Entries from a dataset
[start]
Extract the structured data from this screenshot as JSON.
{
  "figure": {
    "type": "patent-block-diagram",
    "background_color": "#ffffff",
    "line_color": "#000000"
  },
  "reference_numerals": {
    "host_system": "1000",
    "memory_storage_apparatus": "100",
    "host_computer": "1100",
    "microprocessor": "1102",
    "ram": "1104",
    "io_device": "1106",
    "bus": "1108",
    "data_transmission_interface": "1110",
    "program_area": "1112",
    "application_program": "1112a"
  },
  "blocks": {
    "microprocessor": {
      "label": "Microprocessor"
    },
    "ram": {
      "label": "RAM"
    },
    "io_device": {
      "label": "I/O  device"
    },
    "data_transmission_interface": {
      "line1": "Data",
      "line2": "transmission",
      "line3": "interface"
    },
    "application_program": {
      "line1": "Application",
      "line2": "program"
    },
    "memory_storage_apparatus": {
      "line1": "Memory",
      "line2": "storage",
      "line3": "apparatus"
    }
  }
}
[end]
[start]
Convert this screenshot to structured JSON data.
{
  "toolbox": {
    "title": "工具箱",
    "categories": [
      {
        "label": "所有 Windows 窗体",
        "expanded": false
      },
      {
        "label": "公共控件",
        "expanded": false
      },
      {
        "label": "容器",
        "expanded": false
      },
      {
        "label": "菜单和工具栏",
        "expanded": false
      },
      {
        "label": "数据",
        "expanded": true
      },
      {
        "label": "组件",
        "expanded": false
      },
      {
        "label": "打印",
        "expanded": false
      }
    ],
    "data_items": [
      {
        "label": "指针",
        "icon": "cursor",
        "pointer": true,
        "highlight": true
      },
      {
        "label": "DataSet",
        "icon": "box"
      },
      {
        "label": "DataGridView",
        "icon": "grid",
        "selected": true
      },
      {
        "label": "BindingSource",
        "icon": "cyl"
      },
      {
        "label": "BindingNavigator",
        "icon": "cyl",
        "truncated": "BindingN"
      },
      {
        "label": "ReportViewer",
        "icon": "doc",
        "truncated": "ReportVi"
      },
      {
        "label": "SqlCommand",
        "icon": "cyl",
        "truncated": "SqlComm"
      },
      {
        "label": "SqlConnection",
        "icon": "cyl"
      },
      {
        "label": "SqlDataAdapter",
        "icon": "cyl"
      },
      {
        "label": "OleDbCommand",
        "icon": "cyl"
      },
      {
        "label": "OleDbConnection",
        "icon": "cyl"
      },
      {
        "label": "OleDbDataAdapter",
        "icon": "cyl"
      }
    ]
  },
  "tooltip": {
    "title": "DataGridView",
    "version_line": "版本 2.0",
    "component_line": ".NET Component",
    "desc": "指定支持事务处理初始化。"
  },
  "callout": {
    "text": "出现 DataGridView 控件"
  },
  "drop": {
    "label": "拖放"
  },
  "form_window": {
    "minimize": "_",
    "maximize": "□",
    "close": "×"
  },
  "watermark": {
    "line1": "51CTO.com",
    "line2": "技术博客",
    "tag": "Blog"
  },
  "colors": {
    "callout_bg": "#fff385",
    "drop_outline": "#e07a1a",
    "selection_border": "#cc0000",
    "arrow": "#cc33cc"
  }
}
[end]
Directions for this task: From the listing above, return each line with the word "true".

Response to this exercise:
        "expanded": true
        "pointer": true,
        "highlight": true
        "selected": true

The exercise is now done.